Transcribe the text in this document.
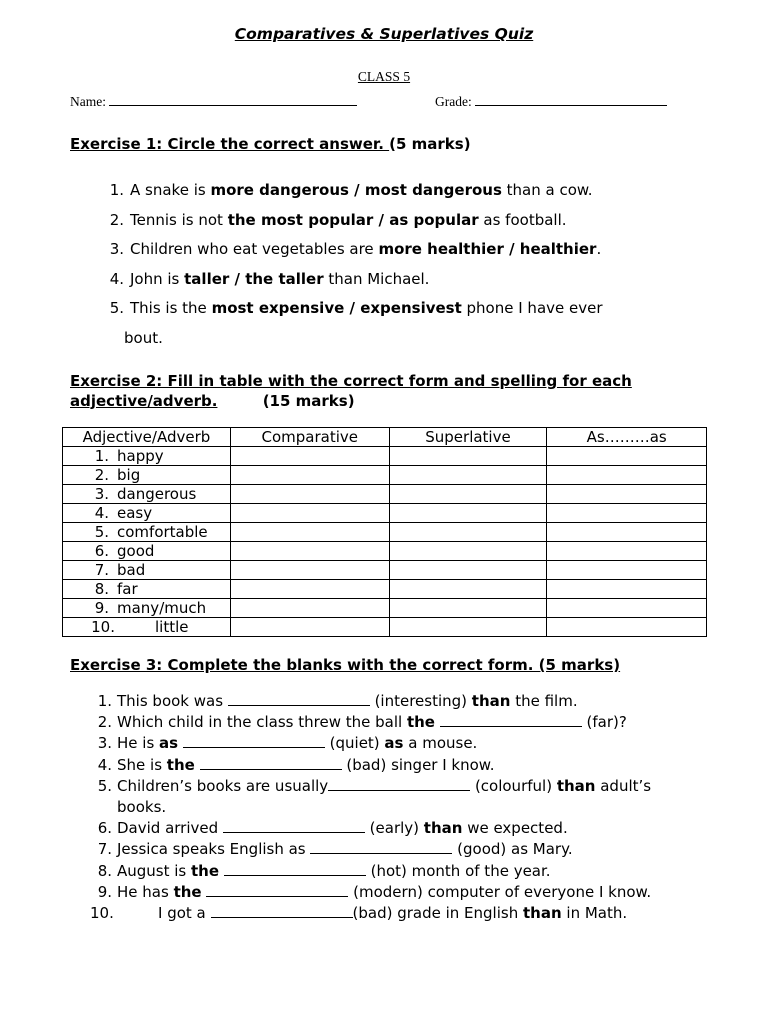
Comparatives & Superlatives Quiz
CLASS 5
Name:	Grade:
Exercise 1: Circle the correct answer. (5 marks)
1. A snake is more dangerous / most dangerous than a cow.
2. Tennis is not the most popular / as popular as football.
3. Children who eat vegetables are more healthier / healthier.
4. John is taller / the taller than Michael.
5. This is the most expensive / expensivest phone I have ever
bout.
Exercise 2: Fill in table with the correct form and spelling for each
adjective/adverb.	(15 marks)
Adjective/Adverb	Comparative	Superlative	As………as
1. happy			
2. big			
3. dangerous			
4. easy			
5. comfortable			
6. good			
7. bad			
8. far			
9. many/much			
10. little			
Exercise 3: Complete the blanks with the correct form. (5 marks)
1. This book was	(interesting) than the film.
2. Which child in the class threw the ball the	(far)?
3. He is as	(quiet) as a mouse.
4. She is the	(bad) singer I know.
5. Children’s books are usually	(colourful) than adult’s
books.
6. David arrived	(early) than we expected.
7. Jessica speaks English as	(good) as Mary.
8. August is the	(hot) month of the year.
9. He has the	(modern) computer of everyone I know.
10.	I got a	(bad) grade in English than in Math.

> _YOUR TASK_
Copy out every line from the material above in which the word "Exercise" appears.

> _THE SOLUTION_
Exercise 1: Circle the correct answer. (5 marks)
Exercise 2: Fill in table with the correct form and spelling for each
Exercise 3: Complete the blanks with the correct form. (5 marks)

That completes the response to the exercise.